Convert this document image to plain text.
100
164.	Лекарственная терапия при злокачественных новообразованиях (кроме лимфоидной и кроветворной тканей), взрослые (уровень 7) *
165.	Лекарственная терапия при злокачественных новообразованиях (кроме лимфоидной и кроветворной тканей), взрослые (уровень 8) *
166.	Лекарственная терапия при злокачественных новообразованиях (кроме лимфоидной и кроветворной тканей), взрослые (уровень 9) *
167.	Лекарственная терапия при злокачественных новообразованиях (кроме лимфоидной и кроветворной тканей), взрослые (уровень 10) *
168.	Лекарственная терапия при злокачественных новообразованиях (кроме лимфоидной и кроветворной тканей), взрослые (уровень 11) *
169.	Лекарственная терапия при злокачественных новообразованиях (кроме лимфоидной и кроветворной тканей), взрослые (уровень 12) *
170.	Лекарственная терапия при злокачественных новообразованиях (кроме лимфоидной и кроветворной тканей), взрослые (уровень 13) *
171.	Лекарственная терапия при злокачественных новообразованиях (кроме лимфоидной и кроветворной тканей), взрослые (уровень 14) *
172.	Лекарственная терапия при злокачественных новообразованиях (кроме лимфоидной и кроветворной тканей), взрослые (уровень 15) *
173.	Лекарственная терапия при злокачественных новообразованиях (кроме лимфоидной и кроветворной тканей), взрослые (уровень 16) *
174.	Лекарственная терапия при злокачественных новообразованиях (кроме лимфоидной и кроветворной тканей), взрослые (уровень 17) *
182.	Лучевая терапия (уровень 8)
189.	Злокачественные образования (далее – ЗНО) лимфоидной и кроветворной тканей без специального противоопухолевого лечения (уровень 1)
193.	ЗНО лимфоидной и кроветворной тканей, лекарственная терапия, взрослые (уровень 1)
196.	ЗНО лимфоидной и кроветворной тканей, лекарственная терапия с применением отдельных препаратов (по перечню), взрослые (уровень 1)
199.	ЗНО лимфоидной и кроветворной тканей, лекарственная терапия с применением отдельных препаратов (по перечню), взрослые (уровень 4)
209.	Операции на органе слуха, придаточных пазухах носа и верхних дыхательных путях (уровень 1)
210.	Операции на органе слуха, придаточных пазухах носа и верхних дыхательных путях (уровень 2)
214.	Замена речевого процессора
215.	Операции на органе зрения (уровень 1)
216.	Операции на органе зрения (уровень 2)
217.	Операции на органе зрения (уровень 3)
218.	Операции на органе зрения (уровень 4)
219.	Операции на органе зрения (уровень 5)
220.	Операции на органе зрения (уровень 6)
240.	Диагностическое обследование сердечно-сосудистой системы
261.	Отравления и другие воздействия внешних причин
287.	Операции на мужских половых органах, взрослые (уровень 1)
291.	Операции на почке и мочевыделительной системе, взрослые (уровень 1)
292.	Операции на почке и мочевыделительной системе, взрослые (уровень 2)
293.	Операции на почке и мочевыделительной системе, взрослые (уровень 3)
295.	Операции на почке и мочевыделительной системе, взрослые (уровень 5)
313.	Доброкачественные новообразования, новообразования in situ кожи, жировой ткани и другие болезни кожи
□ □ □ □
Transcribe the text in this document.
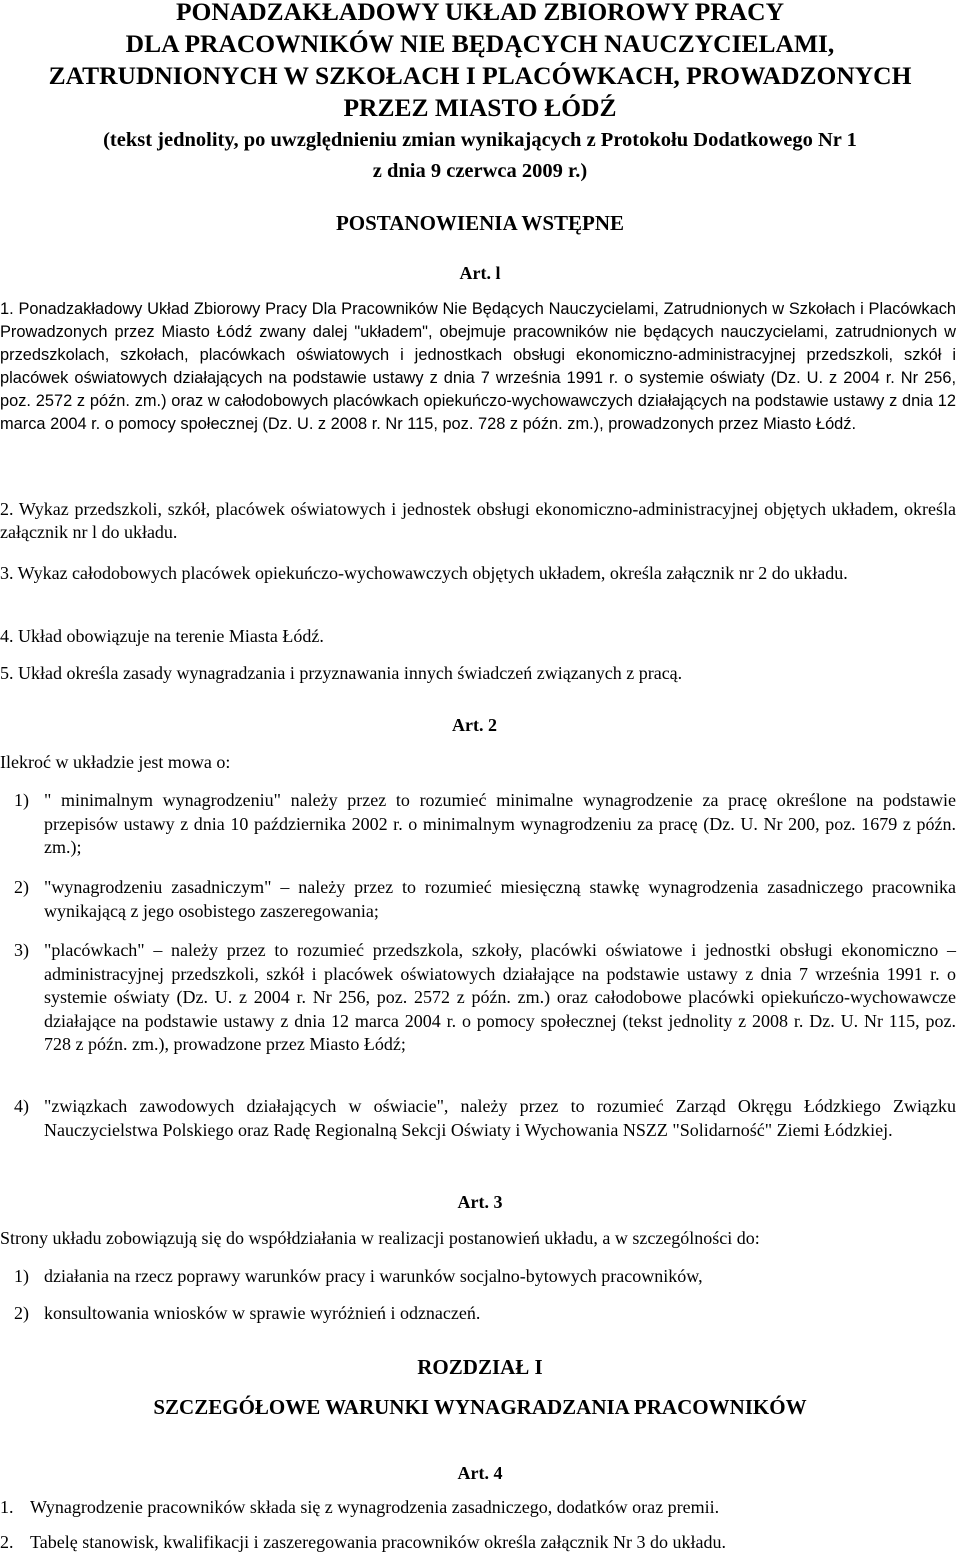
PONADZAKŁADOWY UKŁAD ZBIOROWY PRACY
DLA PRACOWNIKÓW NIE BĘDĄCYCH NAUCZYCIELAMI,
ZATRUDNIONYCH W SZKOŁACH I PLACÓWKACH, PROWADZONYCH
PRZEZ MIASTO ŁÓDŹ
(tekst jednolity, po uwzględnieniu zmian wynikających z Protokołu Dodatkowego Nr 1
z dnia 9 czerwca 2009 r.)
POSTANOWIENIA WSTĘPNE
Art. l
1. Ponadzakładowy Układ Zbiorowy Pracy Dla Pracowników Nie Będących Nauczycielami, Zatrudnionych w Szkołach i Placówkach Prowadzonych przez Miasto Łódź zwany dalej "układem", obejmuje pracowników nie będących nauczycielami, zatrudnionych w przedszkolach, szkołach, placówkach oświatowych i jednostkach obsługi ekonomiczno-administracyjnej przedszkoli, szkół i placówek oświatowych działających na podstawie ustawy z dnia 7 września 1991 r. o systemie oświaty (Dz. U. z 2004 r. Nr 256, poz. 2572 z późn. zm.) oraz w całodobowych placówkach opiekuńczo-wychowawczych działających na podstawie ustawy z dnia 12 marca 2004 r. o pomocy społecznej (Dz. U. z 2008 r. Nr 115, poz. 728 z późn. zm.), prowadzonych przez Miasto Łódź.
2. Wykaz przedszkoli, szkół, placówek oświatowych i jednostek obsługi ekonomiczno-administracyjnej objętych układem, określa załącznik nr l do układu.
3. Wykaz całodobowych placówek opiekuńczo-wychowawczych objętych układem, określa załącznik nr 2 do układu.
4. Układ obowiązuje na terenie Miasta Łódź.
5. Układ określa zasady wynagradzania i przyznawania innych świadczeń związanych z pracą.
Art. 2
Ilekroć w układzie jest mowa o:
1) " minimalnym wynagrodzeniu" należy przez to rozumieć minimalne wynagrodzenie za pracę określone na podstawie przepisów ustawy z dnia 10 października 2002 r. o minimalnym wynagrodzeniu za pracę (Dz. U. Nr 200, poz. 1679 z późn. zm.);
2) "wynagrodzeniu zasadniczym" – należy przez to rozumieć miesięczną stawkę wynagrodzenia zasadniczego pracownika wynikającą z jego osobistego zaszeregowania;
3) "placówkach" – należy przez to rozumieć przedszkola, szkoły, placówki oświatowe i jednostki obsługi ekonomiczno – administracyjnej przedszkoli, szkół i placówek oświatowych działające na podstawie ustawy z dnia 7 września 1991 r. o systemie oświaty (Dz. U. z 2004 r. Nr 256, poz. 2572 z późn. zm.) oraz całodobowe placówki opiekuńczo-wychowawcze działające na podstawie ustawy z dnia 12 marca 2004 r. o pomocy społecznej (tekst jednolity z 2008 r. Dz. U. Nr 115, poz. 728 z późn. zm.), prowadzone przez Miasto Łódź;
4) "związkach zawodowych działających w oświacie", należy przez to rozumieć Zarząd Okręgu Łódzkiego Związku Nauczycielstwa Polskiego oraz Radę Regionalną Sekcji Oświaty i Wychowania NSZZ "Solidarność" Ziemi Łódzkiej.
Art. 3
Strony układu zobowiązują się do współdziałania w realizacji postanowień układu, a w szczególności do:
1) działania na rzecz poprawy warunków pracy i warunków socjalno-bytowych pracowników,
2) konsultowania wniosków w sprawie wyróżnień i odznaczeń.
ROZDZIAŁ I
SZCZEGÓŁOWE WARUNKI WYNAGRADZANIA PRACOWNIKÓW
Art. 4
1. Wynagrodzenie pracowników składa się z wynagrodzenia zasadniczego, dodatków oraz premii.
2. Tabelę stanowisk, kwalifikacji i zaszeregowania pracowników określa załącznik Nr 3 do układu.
□ □ □ □
■ **GOAL**:
Check every line of the entries above for the word "пазухах" and report how many lines contain it, giving the number only.

■ **REPLY TO THE EXERCISE**:
2